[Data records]

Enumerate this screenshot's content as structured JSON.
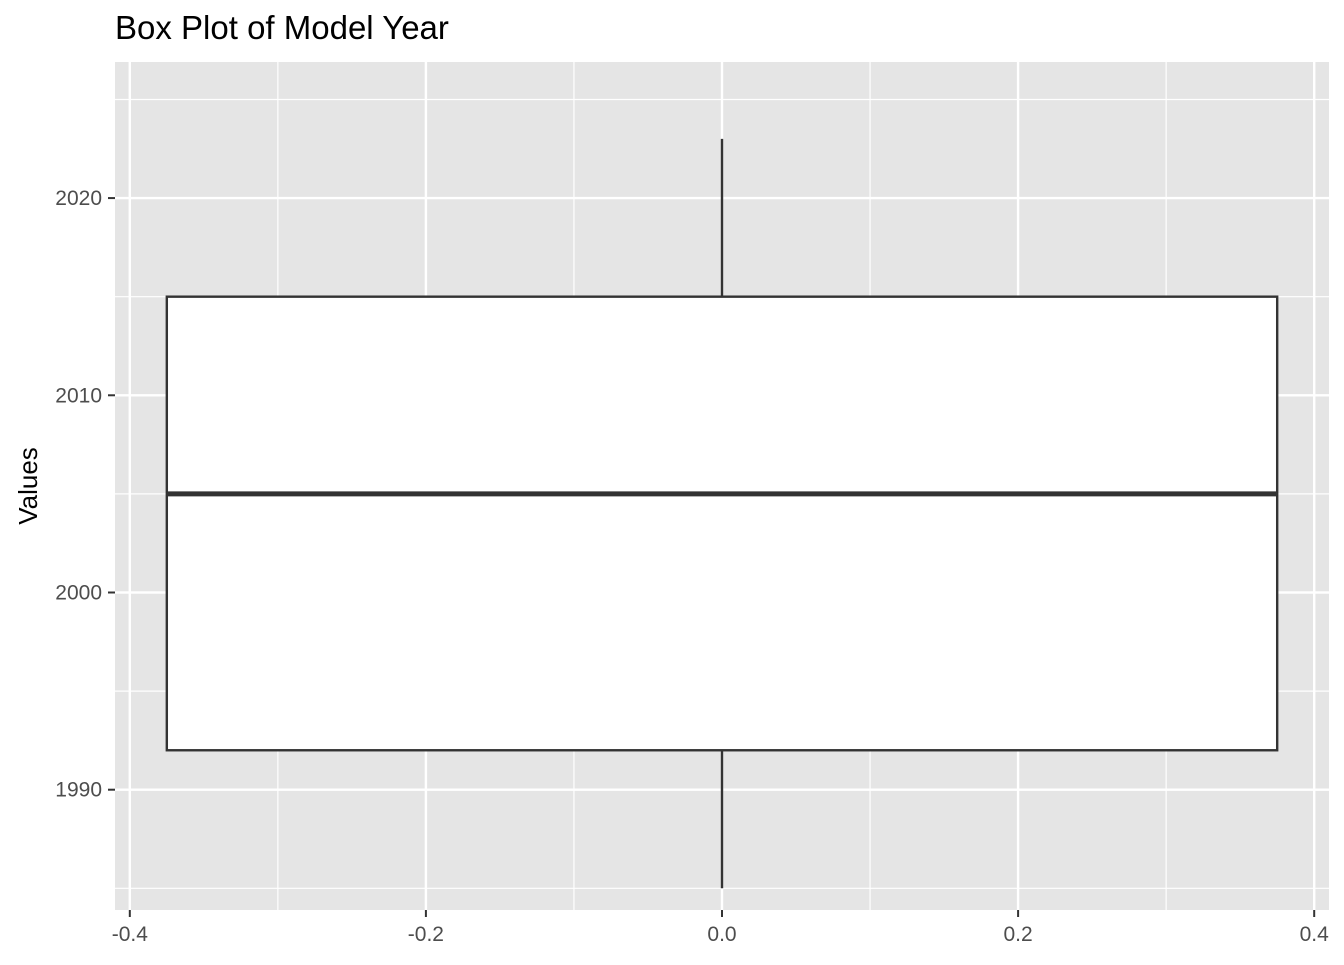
{
  "chart_data": {
    "type": "boxplot",
    "title": "Box Plot of Model Year",
    "xlabel": "",
    "ylabel": "Values",
    "xlim": [
      -0.41,
      0.41
    ],
    "ylim": [
      1983.9,
      2026.9
    ],
    "x_ticks": [
      -0.4,
      -0.2,
      0.0,
      0.2,
      0.4
    ],
    "x_tick_labels": [
      "-0.4",
      "-0.2",
      "0.0",
      "0.2",
      "0.4"
    ],
    "y_ticks": [
      1990,
      2000,
      2010,
      2020
    ],
    "y_tick_labels": [
      "1990",
      "2000",
      "2010",
      "2020"
    ],
    "grid": true,
    "box": {
      "x": 0.0,
      "x_min": -0.375,
      "x_max": 0.375,
      "whisker_low": 1985,
      "q1": 1992,
      "median": 2005,
      "q3": 2015,
      "whisker_high": 2023
    },
    "colors": {
      "panel_background": "#e5e5e5",
      "grid": "#ffffff",
      "box_fill": "#ffffff",
      "box_stroke": "#333333",
      "tick_label": "#4d4d4d"
    }
  }
}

# Aim of the exercise
Copy the records above exactly. The pictures are not part of the copy.

# Response to this exercise
Enumerate this screenshot's content as structured JSON.
{
  "chart_data": {
    "type": "boxplot",
    "title": "Box Plot of Model Year",
    "xlabel": "",
    "ylabel": "Values",
    "xlim": [
      -0.41,
      0.41
    ],
    "ylim": [
      1983.9,
      2026.9
    ],
    "x_ticks": [
      -0.4,
      -0.2,
      0.0,
      0.2,
      0.4
    ],
    "x_tick_labels": [
      "-0.4",
      "-0.2",
      "0.0",
      "0.2",
      "0.4"
    ],
    "y_ticks": [
      1990,
      2000,
      2010,
      2020
    ],
    "y_tick_labels": [
      "1990",
      "2000",
      "2010",
      "2020"
    ],
    "grid": true,
    "box": {
      "x": 0.0,
      "x_min": -0.375,
      "x_max": 0.375,
      "whisker_low": 1985,
      "q1": 1992,
      "median": 2005,
      "q3": 2015,
      "whisker_high": 2023
    },
    "colors": {
      "panel_background": "#e5e5e5",
      "grid": "#ffffff",
      "box_fill": "#ffffff",
      "box_stroke": "#333333",
      "tick_label": "#4d4d4d"
    }
  }
}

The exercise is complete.